__Task requirements__. Filter the entries that follow, copying every line in which the word "ilhéus" appears.

__Dataset rows__.

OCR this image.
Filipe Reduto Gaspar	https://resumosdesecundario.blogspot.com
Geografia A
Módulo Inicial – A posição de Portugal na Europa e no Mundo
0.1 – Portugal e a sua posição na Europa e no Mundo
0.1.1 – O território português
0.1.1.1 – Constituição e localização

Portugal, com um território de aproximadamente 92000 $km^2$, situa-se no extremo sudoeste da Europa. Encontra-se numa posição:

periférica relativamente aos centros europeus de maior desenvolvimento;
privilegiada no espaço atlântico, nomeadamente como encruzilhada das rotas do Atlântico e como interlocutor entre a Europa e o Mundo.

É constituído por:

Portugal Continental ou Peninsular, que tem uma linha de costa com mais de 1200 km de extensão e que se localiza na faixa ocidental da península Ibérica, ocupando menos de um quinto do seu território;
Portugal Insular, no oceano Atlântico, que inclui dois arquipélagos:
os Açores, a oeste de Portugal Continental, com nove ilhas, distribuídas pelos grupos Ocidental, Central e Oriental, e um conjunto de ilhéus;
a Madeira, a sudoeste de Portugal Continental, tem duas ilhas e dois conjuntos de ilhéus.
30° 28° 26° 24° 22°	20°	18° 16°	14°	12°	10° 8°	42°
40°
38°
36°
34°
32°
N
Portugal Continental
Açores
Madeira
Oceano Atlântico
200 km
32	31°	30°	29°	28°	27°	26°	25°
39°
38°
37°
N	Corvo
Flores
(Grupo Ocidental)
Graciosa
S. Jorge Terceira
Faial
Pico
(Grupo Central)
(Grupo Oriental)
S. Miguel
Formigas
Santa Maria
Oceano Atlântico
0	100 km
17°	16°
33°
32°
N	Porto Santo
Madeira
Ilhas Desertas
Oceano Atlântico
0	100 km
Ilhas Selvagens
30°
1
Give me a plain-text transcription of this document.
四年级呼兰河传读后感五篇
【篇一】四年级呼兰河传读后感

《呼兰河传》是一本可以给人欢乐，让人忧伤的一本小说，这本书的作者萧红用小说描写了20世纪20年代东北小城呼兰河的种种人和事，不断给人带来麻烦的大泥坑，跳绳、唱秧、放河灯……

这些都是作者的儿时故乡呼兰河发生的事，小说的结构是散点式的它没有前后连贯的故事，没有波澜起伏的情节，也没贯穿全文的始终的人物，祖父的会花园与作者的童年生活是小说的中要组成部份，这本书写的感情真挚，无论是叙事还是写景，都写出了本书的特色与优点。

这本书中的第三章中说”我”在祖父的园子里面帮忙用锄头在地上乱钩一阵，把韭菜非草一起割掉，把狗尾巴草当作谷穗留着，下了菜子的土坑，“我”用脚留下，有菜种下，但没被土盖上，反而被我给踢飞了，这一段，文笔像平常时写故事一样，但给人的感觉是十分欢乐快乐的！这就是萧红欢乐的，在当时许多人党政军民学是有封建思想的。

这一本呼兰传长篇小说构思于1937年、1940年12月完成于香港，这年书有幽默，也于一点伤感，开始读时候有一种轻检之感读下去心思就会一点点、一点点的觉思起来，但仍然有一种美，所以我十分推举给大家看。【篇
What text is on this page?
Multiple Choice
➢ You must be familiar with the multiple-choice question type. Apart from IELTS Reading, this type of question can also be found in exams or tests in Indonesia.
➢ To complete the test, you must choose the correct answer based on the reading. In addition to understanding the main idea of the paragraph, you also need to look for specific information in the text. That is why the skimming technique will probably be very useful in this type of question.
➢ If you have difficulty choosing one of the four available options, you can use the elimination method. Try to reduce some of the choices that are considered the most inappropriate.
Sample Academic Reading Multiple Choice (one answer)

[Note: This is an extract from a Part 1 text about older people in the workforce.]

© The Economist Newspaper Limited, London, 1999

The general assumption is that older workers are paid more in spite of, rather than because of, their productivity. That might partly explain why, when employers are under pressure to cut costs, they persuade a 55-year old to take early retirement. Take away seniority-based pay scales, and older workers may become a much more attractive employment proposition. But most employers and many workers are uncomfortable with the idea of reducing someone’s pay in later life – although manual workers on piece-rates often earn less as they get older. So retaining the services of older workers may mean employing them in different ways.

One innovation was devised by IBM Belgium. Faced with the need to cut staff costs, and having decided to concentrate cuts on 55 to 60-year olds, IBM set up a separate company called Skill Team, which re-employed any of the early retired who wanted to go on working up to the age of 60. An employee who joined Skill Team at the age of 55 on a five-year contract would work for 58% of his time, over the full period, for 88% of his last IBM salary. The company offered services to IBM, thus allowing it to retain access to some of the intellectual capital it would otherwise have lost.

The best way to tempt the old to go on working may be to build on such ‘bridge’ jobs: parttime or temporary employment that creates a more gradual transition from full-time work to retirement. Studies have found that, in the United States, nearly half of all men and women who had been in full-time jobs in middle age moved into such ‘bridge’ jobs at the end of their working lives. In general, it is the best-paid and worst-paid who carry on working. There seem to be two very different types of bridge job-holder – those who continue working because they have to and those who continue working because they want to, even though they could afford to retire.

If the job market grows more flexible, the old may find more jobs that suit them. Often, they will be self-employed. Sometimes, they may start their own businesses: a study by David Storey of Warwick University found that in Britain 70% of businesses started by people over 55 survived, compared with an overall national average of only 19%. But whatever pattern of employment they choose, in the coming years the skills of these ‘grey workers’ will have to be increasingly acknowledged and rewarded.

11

__Answer__.
os Açores, a oeste de Portugal Continental, com nove ilhas, distribuídas pelos grupos Ocidental, Central e Oriental, e um conjunto de ilhéus;
a Madeira, a sudoeste de Portugal Continental, tem duas ilhas e dois conjuntos de ilhéus.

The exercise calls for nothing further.